LIST OF TASKS:
- a) According to the passage on workplace complexity, why does a well-designed system look trivial?
- b) Continue the passage on workplace complexity after its last sentence.

** begin READING TEXT **

There’s a curious paradox in how companies evaluate the work you do — and it’s one of the main reasons our workplaces are drowning in unnecessary complexity.

In theory, everyone wants simplicity: clear processes, easy to scale, flexible enough to handle edge cases, understandable years down the line. Everyone knows that complexity, left unchecked, becomes a cost. Everyone says they want to avoid it.

In practice, simplicity is rarely rewarded.

A well-designed system tends to disappear. Because it works, it makes no noise and requires no constant explanation — which is exactly why it looks trivial, and why the person who built it stays invisible.

Complexity, on the other hand, is impossible to miss. You’ve seen it too: some catatonic emergency triggered by a process dating back to the Pleistocene that should require a straightforward fix — but in walks the consultant of the moment, and suddenly you’ve got diagrams, layers, components, dependencies. Architectures that look impressive in presentations, project an air of great sophistication, and either solve absolutely nothing or actively make things worse.

** end READING TEXT **
** begin INFORMATION GIVEN **

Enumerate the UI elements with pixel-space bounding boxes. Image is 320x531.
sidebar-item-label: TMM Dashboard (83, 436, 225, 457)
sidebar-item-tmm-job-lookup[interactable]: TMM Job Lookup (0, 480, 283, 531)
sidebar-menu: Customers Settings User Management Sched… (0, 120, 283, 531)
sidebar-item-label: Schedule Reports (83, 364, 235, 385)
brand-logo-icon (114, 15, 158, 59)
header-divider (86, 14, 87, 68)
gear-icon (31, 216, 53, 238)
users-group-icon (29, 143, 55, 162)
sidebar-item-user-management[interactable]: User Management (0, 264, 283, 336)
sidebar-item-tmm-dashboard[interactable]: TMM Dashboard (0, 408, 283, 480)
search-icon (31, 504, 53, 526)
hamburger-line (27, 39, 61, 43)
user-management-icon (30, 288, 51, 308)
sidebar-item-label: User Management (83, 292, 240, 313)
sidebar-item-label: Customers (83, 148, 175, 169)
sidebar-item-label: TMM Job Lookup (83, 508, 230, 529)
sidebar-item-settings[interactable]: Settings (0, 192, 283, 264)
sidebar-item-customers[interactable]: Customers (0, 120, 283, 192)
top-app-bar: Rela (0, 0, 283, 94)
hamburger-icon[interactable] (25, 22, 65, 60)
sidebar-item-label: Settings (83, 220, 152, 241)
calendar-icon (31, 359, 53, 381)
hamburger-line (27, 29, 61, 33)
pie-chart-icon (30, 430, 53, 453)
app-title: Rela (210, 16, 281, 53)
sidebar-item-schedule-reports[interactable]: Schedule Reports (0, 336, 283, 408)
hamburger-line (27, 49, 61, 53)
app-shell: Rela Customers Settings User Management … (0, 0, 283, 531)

** end INFORMATION GIVEN **

TASK-BY-TASK OUTPUTS:
- a) Because it works, it makes no noise and needs no constant explanation.

- b)
The point is this: removing complexity usually requires more skill than adding it, and it takes even more skill to recognise that. It’s less spectacular work. It’s also the work that determines whether a system will still be sustainable in five years.

And since — per the Peter Principle — whoever is evaluating you has a solid chance of being a world-class incompetent, they will understand precisely nothing. Simplicity isn’t the absence of sophistication; it’s sophistication’s highest form. But good luck explaining that to someone who can’t tell the difference between a clean solution and a lazy one. You’ll have them on your back regardless.